C’est ainsi que Maurice Maeterlinck  décrivait l’orchis bouc. Pourtant, ce matin, dans un carré d’herbes où je cueillais quelques brins de lumière avant les répétitions, face à cette fleur que je découvrais, je n’y voyais nul maléfice, seulement quelques demoiselles discrètes qui m’invitaient à la légèreté. J’ignorais qu’au crépuscule elles exhalaient une horrible odeur de bouc.

mercredi 12 juin 2019


Marcel


(Saint-Céré, Lot, 11 juin)

Marcel est bien trop gros. Il y a longtemps qu’il ne sort plus. Il serait bien incapable de descendre et remonter les escaliers. Il va  de la télé à la fenêtre, trois mètres, du lit aux toilettes, cinq mètres, du fauteuil au frigidaire, six mètres cinquante. Rosalie lui apporte à manger, aujourd’hui de la saucisse sèche, du fricandeau, des lentilles aux petits oignons, du fromage de chèvre, du pain et des pèches, triple portion bien sûr.

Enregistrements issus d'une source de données

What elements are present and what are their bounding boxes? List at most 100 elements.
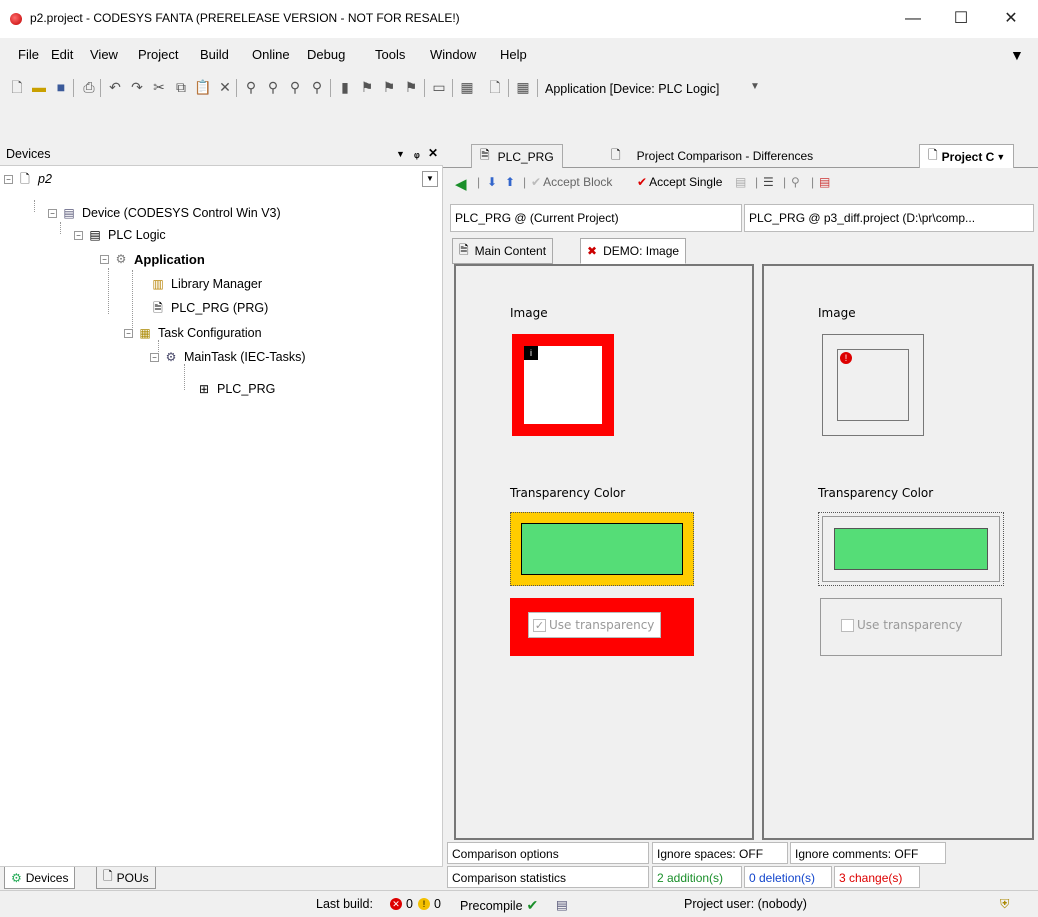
paste-icon[interactable]: 📋 (194, 78, 212, 96)
cut-icon[interactable]: ✂ (150, 78, 168, 96)
tree-item-application[interactable]: − ⚙ Application (100, 248, 205, 270)
tree-item-maintask[interactable]: − ⚙ MainTask (IEC-Tasks) (150, 346, 306, 368)
tree-item-plc-prg[interactable]: 🗎 PLC_PRG (PRG) (150, 297, 268, 319)
menu-file[interactable]: File (18, 47, 39, 62)
collapse-icon[interactable]: − (150, 352, 159, 362)
minimize-button[interactable]: — (898, 6, 928, 32)
tab-project-c[interactable]: 🗋 Project C ▼ (919, 144, 1015, 168)
left-compare-panel: Image i Transparency Color ✓ Use transpa… (454, 264, 754, 840)
program-call-icon: ⊞ (198, 382, 210, 396)
menu-help[interactable]: Help (500, 47, 527, 62)
new-folder-icon[interactable]: 🗋 (486, 78, 504, 96)
undo-icon[interactable]: ↶ (106, 78, 124, 96)
collapse-icon[interactable]: − (124, 328, 133, 338)
image-preview[interactable]: ! (822, 334, 924, 436)
accept-single-label: Accept Single (649, 175, 723, 189)
collapse-icon[interactable]: − (48, 208, 57, 218)
project-icon: 🗋 (20, 172, 30, 186)
tab-devices[interactable]: ⚙ Devices (4, 867, 76, 889)
delete-icon[interactable]: ✕ (216, 78, 234, 96)
tree-item-task-config[interactable]: − ▦ Task Configuration (124, 322, 262, 344)
subtab-demo-image[interactable]: ✖ DEMO: Image (580, 238, 687, 264)
unified-view-icon[interactable]: ▤ (819, 175, 830, 189)
chevron-down-icon[interactable]: ▼ (996, 152, 1005, 162)
tab-pous[interactable]: 🗋 POUs (96, 867, 156, 889)
pin-icon[interactable]: ᵩ (414, 146, 420, 160)
add-object-icon[interactable]: ▦ (458, 78, 476, 96)
bookmark-prev-icon[interactable]: ⚑ (380, 78, 398, 96)
chevron-down-icon[interactable]: ▼ (746, 78, 764, 96)
bookmark-next-icon[interactable]: ⚑ (358, 78, 376, 96)
find-next-icon[interactable]: ⚲ (286, 78, 304, 96)
menu-window[interactable]: Window (430, 47, 476, 62)
dropdown-icon[interactable]: ▼ (396, 149, 405, 159)
precompile-status[interactable]: Precompile ✔ (460, 897, 538, 914)
subtab-main-content[interactable]: 🗎 Main Content (452, 238, 554, 264)
new-project-icon[interactable]: 🗋 (8, 78, 26, 96)
back-icon[interactable]: ◀ (455, 175, 467, 193)
transparency-color-box-changed[interactable] (510, 512, 694, 586)
tree-root-label: p2 (38, 172, 52, 186)
use-transparency-checkbox[interactable]: Use transparency (837, 613, 968, 637)
application-selector[interactable]: Application [Device: PLC Logic] (545, 78, 719, 100)
copy-icon[interactable]: ⧉ (172, 78, 190, 96)
use-transparency-checkbox[interactable]: ✓ Use transparency (528, 612, 662, 638)
open-project-icon[interactable]: ▬ (30, 78, 48, 96)
tree-dropdown-button[interactable]: ▼ (422, 171, 438, 187)
next-difference-icon[interactable]: ⬇ (487, 175, 497, 189)
filter-icon[interactable]: ▼ (1010, 47, 1024, 63)
tab-plc-prg[interactable]: 🗎 PLC_PRG (471, 144, 563, 168)
menu-view[interactable]: View (90, 47, 118, 62)
checkbox-empty-icon (841, 619, 854, 632)
find-previous-icon[interactable]: ⚲ (308, 78, 326, 96)
save-icon[interactable]: ■ (52, 78, 70, 96)
tree-item-plc-logic[interactable]: − ▤ PLC Logic (74, 224, 166, 246)
collapse-icon[interactable]: − (74, 230, 83, 240)
accept-single-button[interactable]: ✔ Accept Single (637, 175, 722, 189)
tab-project-comparison[interactable]: 🗋 Project Comparison - Differences (603, 144, 821, 168)
print-icon[interactable]: ⎙ (80, 78, 98, 96)
tree-item-library-manager[interactable]: ▥ Library Manager (150, 273, 262, 295)
deletions-count: 0 deletion(s) (744, 866, 832, 888)
collapse-icon[interactable]: − (4, 174, 13, 184)
window-icon[interactable]: ▭ (430, 78, 448, 96)
error-icon: ✕ (390, 898, 402, 910)
tree-root-row[interactable]: − 🗋 p2 ▼ (0, 168, 443, 190)
menu-tools[interactable]: Tools (375, 47, 405, 62)
maximize-button[interactable]: ☐ (946, 6, 976, 32)
close-button[interactable]: ✕ (996, 6, 1026, 32)
build-errors[interactable]: ✕ 0 (390, 897, 413, 911)
ignore-comments-toggle[interactable]: Ignore comments: OFF (790, 842, 946, 864)
transparency-color-box[interactable] (818, 512, 1004, 586)
ignore-spaces-toggle[interactable]: Ignore spaces: OFF (652, 842, 788, 864)
bookmark-clear-icon[interactable]: ⚑ (402, 78, 420, 96)
redo-icon[interactable]: ↷ (128, 78, 146, 96)
menu-project[interactable]: Project (138, 47, 178, 62)
accept-block-button[interactable]: ✔ Accept Block (531, 175, 612, 189)
left-path: PLC_PRG @ (Current Project) (450, 204, 742, 232)
shield-icon[interactable]: ⛨ (1000, 897, 1009, 912)
search-icon[interactable]: ⚲ (791, 175, 800, 189)
build-warnings[interactable]: ! 0 (418, 897, 441, 911)
device-status-icon[interactable]: ▤ (556, 897, 568, 912)
find-icon[interactable]: ⚲ (242, 78, 260, 96)
menu-bar: File Edit View Project Build Online Debu… (0, 44, 1038, 68)
tree-item-task-plc-prg[interactable]: ⊞ PLC_PRG (196, 378, 275, 400)
bookmark-icon[interactable]: ▮ (336, 78, 354, 96)
transparency-color-label: Transparency Color (818, 486, 934, 500)
tree-item-device[interactable]: − ▤ Device (CODESYS Control Win V3) (48, 202, 281, 224)
menu-edit[interactable]: Edit (51, 47, 73, 62)
replace-icon[interactable]: ⚲ (264, 78, 282, 96)
toggle-icon[interactable]: ☰ (763, 175, 774, 189)
menu-online[interactable]: Online (252, 47, 290, 62)
accept-all-icon[interactable]: ▤ (735, 175, 746, 189)
collapse-icon[interactable]: − (100, 254, 109, 264)
close-pane-icon[interactable]: ✕ (428, 146, 438, 160)
project-user: Project user: (nobody) (684, 897, 807, 911)
calendar-icon[interactable]: ▦ (514, 78, 532, 96)
previous-difference-icon[interactable]: ⬆ (505, 175, 515, 189)
menu-build[interactable]: Build (200, 47, 229, 62)
title-bar: p2.project - CODESYS FANTA (PRERELEASE V… (0, 0, 1038, 38)
menu-debug[interactable]: Debug (307, 47, 345, 62)
image-preview-changed[interactable]: i (512, 334, 614, 436)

TRAVAIL À RÉALISER
1. D'après l'extrait du document, quelle distance Marcel parcourt-il pour aller du fauteuil au frigidaire ?
2. Poursuivez le texte consacré à Marcel à partir de sa dernière phrase.

RÉPONSES AUX CONSIGNES
1. Six mètres cinquante.

2.
Marcel s’est fait à cette vie de gros chat enfermé, il se prélasse, il attend sa pâtée, et ne refuse jamais une caresse. Rosalie a la main douce, elle sait y faire avec les solitaires.
Ce soir Marcel a bien mangé, Rosalie est restée un peu plus longtemps, le temps d’une chanson.
Marcel est à la fenêtre. Il grimace. Ce sont juste quelques mouvements de langue pour décrocher un morceau de viande coincé entre ses mauvaises dents.
Rosalie l’a embrassé avant de partir, c’est un bon jour, elle ne le fait pas toujours. La lumière est belle, une lumière d’orage. La pluie va tomber, couler sur la fenêtre, et tout deviendra flou. Pour l’instant , le ciel se retient, immobile. Quand lui se retient, il se tortille dans tous les sens. 
Les fenêtres en face sont bien nettes. Les volets fermés. Ça fait plusieurs jours qu’ils sont fermés. Il y a d’abord eu les volets blancs, deux jours après, les volets bruns. Soudain Marcel est inquiet.
Et si le village se vidait petit à petit, s’il ne restait plus que lui?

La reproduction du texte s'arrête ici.